--- begin Exercise input ---

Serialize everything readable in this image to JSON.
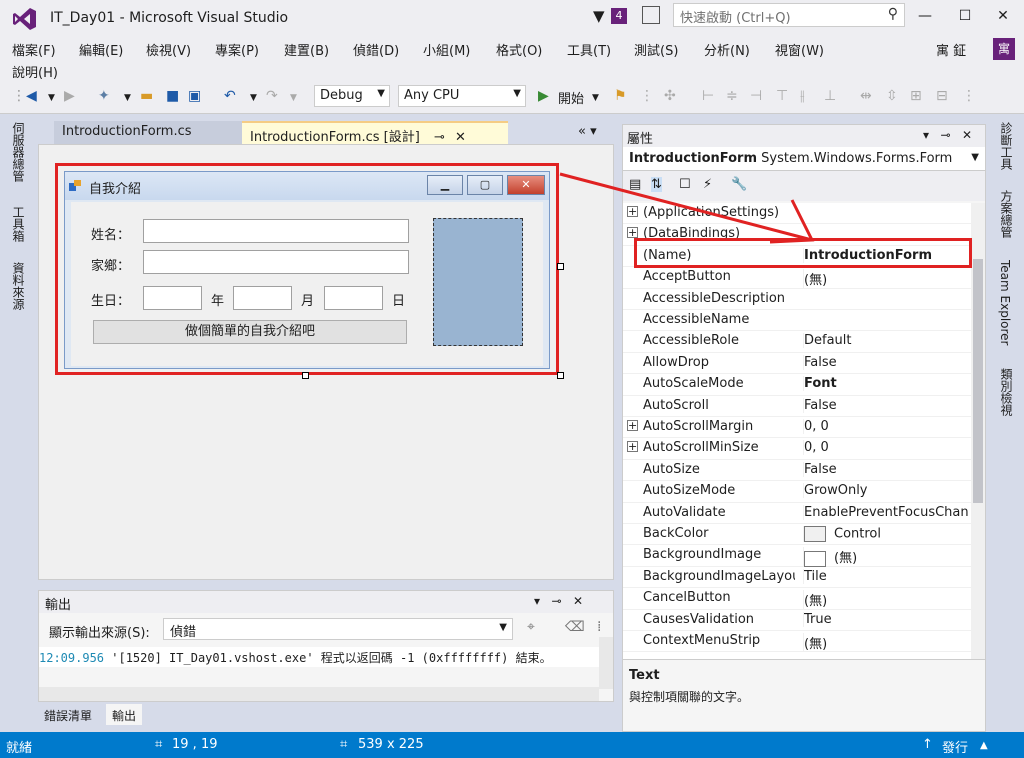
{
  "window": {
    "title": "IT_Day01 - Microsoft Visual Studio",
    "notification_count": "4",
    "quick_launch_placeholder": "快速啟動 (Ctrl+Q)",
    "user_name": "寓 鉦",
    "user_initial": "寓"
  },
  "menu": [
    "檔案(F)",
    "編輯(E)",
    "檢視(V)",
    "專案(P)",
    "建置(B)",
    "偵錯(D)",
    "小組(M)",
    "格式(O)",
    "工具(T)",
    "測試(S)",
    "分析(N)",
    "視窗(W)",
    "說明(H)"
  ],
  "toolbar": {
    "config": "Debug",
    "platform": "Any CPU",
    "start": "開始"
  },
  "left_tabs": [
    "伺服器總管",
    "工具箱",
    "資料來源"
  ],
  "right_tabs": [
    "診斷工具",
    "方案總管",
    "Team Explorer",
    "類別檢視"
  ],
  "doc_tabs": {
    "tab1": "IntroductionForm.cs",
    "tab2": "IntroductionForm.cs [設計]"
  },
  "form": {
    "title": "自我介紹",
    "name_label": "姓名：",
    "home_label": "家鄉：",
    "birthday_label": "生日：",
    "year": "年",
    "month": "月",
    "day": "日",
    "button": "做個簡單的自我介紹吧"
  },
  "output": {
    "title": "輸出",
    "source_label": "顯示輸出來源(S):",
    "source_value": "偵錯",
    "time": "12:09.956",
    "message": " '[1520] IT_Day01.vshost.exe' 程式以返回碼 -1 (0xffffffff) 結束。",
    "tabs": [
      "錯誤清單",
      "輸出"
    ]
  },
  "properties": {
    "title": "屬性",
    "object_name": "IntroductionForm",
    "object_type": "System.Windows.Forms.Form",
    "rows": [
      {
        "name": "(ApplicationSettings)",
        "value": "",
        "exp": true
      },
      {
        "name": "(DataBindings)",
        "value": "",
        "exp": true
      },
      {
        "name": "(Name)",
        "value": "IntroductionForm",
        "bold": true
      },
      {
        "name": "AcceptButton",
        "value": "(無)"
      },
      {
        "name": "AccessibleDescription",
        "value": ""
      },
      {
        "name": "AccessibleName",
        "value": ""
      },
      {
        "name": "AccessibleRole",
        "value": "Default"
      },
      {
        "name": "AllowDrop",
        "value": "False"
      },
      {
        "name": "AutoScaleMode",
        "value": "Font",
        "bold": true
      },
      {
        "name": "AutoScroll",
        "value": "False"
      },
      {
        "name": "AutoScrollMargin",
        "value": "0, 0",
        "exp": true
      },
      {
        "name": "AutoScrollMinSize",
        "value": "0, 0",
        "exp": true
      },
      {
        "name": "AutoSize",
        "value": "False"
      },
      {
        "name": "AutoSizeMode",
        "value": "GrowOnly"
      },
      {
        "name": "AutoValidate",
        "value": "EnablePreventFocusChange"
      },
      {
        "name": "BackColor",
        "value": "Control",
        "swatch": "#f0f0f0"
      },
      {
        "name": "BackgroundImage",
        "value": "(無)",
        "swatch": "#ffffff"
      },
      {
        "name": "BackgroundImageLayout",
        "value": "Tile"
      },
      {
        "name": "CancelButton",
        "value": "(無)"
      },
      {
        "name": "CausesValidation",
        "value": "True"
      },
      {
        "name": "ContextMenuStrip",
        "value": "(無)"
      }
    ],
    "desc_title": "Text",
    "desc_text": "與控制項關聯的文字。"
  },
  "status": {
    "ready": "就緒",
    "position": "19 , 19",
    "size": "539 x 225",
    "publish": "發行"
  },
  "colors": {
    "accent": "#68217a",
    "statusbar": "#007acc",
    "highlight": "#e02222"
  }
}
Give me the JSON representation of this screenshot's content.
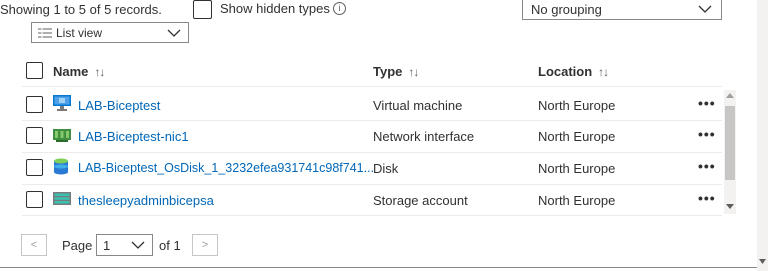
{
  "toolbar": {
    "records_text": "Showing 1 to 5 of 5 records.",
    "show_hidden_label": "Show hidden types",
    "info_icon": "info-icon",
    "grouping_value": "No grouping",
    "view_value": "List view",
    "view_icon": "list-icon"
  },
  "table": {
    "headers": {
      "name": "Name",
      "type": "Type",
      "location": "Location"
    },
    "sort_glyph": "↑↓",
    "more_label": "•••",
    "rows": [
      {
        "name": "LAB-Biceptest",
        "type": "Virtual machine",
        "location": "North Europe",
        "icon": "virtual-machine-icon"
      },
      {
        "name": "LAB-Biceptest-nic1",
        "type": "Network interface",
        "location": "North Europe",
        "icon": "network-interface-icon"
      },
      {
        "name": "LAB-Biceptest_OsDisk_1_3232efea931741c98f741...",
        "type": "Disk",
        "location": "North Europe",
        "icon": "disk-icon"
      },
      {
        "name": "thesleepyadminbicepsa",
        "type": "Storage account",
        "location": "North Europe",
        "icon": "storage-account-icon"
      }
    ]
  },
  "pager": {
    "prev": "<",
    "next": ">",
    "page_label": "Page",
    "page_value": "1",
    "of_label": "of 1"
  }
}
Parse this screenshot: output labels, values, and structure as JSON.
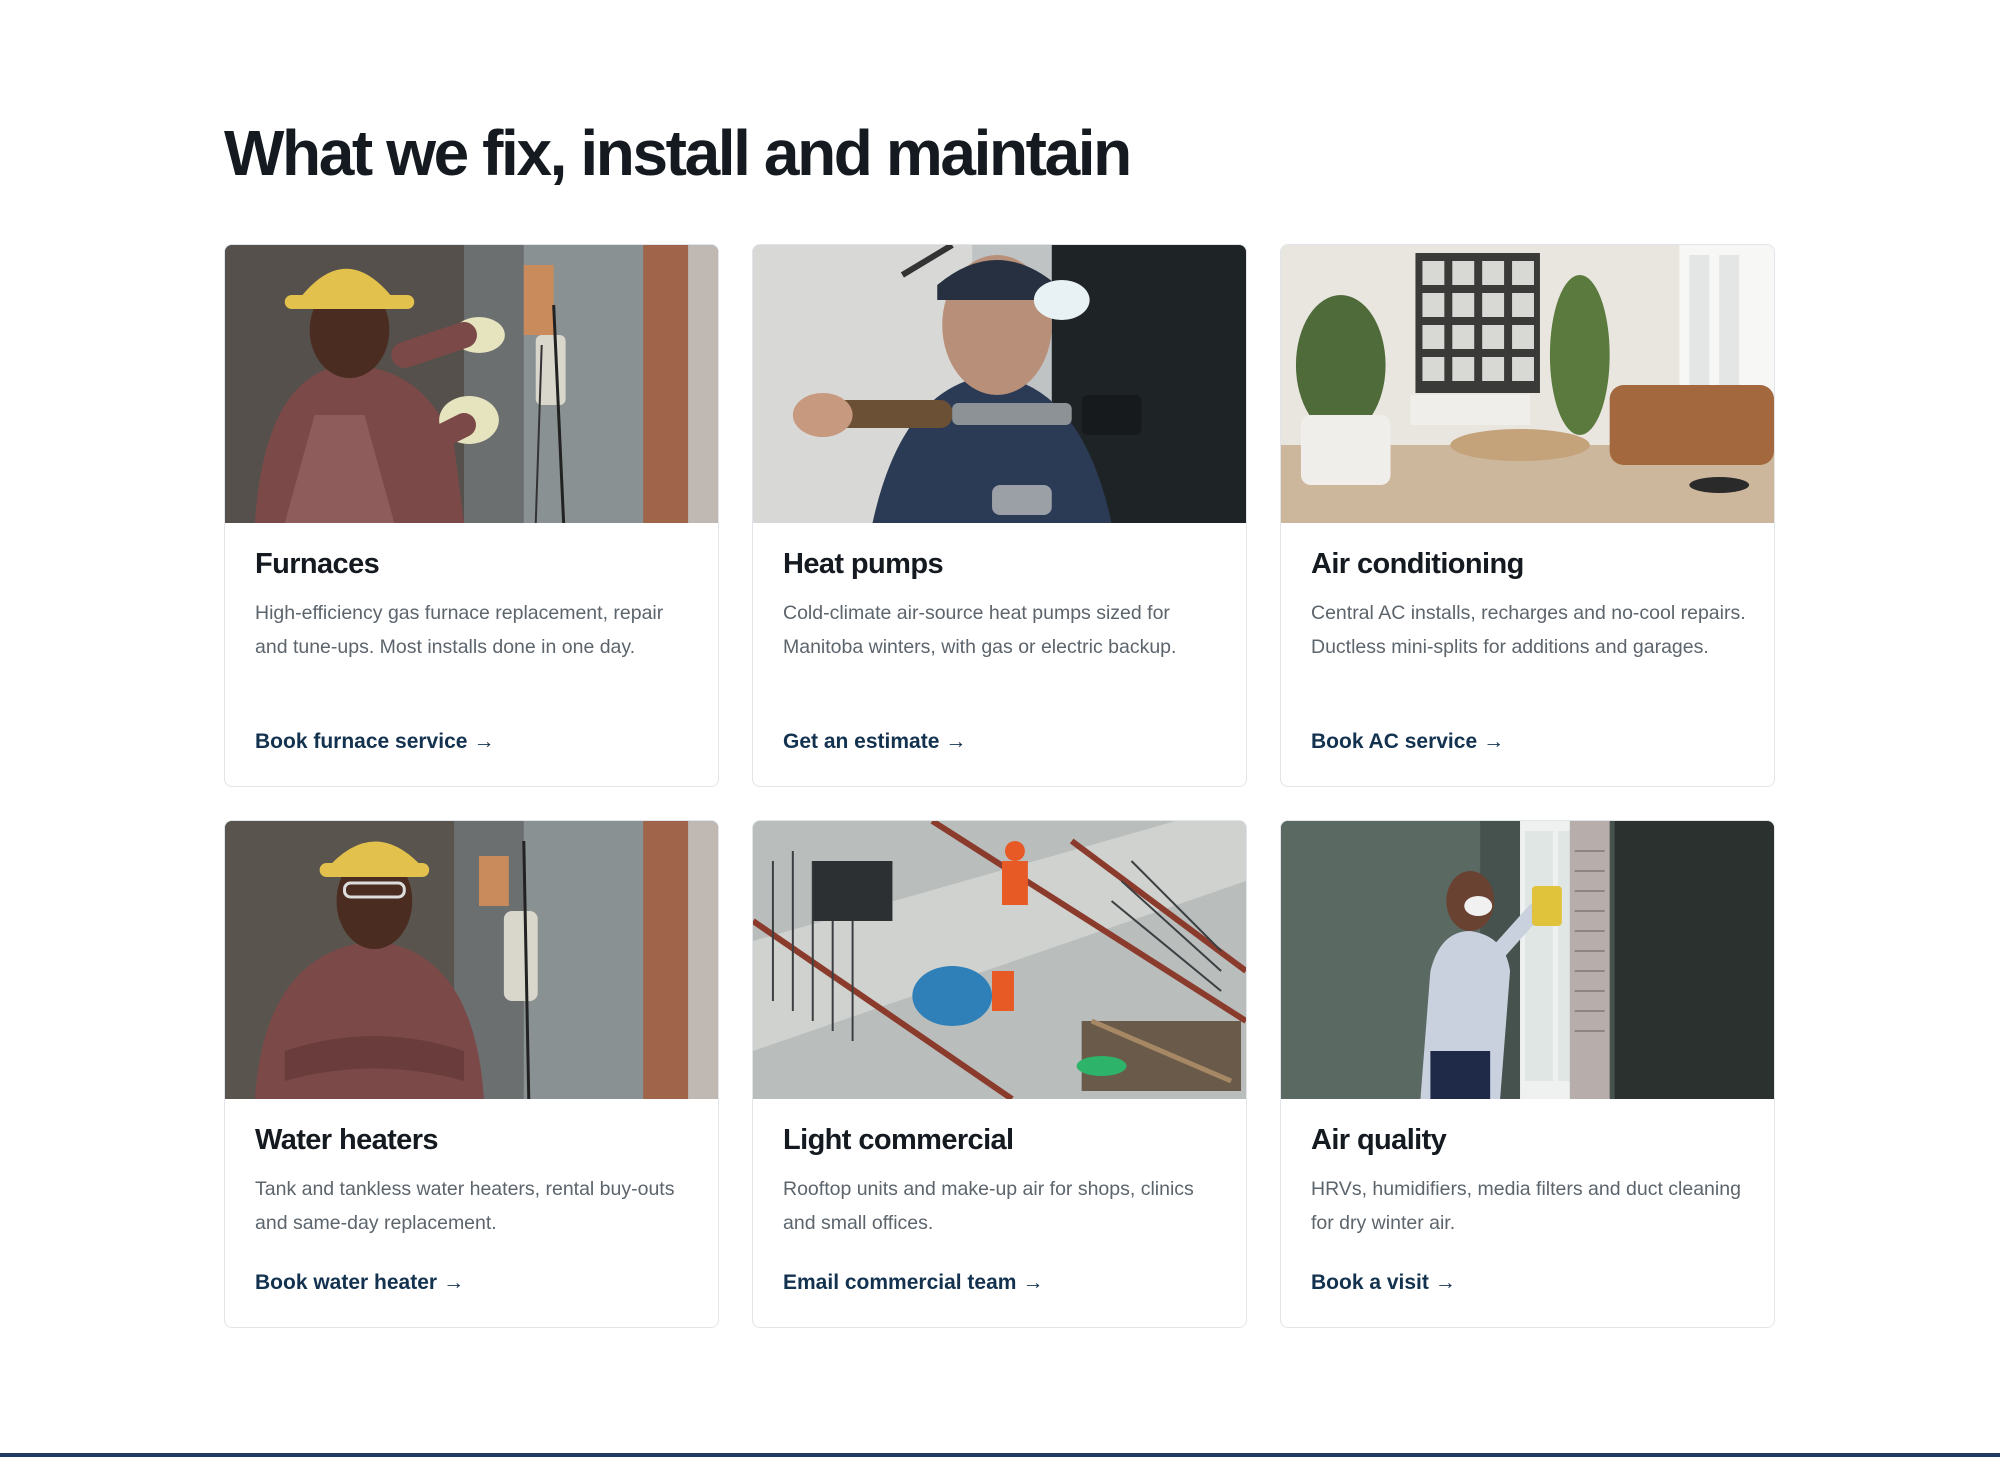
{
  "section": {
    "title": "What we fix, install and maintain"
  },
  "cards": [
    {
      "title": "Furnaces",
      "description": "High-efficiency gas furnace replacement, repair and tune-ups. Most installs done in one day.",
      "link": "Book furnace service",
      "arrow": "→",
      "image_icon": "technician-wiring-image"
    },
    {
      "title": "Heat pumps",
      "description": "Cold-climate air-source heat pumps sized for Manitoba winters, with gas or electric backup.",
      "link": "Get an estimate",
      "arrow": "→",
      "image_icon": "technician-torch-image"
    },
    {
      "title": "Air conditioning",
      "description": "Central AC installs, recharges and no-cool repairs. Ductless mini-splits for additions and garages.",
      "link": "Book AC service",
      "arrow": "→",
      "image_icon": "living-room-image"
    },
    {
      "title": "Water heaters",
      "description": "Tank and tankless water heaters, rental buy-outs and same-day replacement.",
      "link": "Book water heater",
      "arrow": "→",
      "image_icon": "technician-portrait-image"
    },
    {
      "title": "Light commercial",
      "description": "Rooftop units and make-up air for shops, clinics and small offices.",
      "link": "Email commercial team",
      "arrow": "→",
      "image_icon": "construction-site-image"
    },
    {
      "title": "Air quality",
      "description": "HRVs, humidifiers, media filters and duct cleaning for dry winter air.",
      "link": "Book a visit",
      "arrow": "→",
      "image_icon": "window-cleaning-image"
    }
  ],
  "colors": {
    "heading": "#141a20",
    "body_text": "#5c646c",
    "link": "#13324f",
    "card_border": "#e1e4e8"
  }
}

--- end Exercise input ---
--- begin Exercise input ---

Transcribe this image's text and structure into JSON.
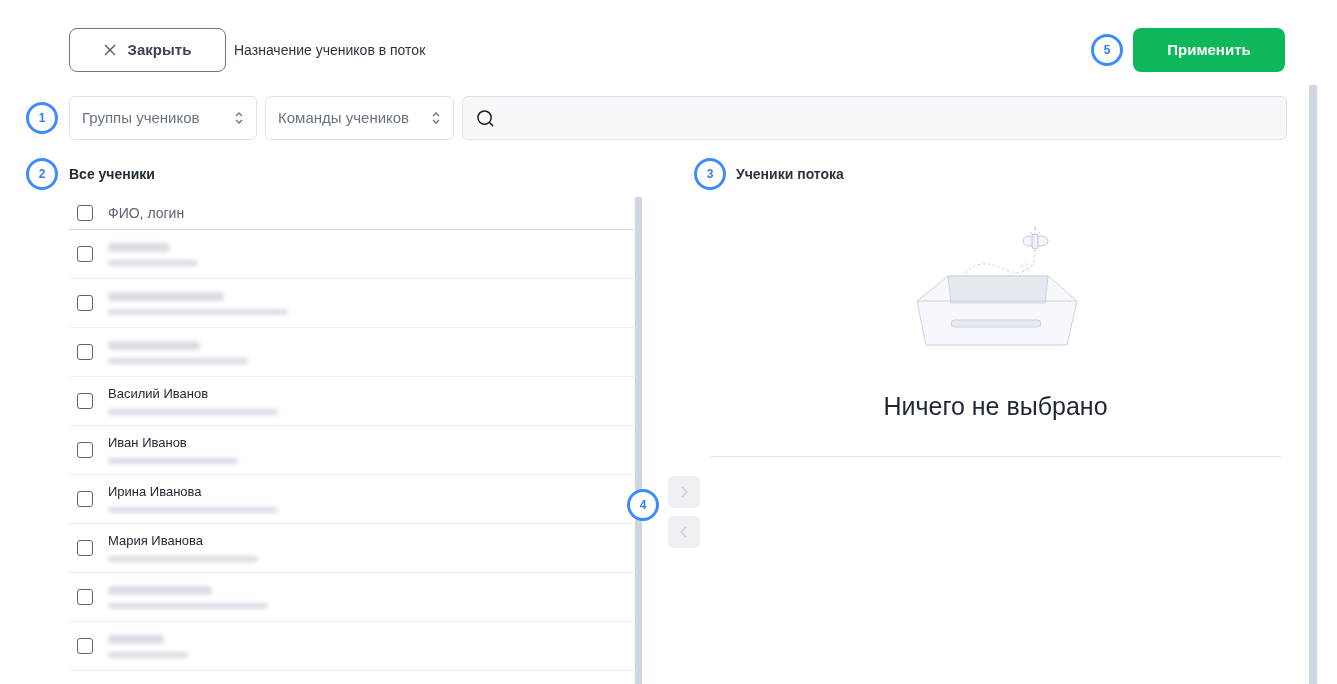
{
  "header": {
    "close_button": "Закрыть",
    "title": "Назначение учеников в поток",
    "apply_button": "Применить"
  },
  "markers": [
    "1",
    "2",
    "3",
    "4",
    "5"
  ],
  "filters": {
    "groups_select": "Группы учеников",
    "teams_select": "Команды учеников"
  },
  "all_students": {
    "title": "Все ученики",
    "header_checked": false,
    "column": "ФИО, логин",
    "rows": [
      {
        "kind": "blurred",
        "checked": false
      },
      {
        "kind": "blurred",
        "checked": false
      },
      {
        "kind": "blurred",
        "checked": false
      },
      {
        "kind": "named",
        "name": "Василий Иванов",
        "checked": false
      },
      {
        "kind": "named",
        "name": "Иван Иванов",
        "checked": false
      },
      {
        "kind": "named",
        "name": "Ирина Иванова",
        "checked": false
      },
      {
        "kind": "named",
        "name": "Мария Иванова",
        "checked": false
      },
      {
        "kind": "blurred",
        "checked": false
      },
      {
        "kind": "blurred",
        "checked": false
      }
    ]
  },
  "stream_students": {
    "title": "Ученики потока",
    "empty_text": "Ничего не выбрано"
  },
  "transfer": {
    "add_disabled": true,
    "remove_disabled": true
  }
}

--- end Exercise input ---

What is asked: Pick out the lines above containing the word "output", then copy them.

Final result:
  "output": {
Parse this screenshot: output labels, values, and structure as JSON.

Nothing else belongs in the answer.